[Records from a collection]
= = = = = = =

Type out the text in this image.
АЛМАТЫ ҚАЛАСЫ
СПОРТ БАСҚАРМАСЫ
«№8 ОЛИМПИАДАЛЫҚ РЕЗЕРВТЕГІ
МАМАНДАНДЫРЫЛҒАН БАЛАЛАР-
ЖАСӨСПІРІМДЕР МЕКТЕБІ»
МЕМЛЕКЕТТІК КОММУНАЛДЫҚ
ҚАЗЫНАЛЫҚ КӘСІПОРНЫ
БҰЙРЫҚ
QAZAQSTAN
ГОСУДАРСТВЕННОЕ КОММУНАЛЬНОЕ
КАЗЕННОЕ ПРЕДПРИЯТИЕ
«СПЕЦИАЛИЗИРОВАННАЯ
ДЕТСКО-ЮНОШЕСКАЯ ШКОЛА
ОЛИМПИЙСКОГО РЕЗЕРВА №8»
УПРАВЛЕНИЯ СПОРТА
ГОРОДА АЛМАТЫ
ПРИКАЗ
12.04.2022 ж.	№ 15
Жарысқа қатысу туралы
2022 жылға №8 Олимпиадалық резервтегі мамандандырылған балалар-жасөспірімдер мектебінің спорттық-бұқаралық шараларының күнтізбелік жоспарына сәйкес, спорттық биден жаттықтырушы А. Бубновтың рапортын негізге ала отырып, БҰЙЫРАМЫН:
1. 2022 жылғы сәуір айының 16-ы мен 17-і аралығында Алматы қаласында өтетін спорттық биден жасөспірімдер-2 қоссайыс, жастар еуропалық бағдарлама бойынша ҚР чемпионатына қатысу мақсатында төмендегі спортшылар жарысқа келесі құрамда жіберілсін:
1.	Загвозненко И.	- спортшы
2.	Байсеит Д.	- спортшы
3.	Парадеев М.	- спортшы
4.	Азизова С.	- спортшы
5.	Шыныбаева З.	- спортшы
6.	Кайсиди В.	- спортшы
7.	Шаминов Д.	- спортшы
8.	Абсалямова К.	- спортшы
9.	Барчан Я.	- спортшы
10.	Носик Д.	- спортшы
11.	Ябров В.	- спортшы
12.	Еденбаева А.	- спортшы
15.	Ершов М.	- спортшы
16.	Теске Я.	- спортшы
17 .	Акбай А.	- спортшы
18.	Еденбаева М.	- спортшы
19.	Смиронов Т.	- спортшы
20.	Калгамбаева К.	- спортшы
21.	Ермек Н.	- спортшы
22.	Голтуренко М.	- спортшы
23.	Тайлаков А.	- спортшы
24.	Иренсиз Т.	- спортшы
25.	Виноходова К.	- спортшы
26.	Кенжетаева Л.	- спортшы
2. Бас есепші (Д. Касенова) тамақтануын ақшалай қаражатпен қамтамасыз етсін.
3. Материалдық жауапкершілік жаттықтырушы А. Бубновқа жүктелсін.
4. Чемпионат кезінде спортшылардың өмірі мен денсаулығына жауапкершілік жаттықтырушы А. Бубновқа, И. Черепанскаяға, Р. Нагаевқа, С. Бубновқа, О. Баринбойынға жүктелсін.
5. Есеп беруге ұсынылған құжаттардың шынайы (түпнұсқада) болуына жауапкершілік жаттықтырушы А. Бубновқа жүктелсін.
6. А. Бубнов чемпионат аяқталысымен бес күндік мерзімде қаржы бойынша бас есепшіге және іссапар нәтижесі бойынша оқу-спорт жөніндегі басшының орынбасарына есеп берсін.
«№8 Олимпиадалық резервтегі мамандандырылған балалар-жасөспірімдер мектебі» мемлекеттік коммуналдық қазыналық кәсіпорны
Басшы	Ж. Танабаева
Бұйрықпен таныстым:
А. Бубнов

= = = = = = =

Each line above that includes "жүктелсін" should be shown.

3. Материалдық жауапкершілік жаттықтырушы А. Бубновқа жүктелсін.
4. Чемпионат кезінде спортшылардың өмірі мен денсаулығына жауапкершілік жаттықтырушы А. Бубновқа, И. Черепанскаяға, Р. Нагаевқа, С. Бубновқа, О. Баринбойынға жүктелсін.
5. Есеп беруге ұсынылған құжаттардың шынайы (түпнұсқада) болуына жауапкершілік жаттықтырушы А. Бубновқа жүктелсін.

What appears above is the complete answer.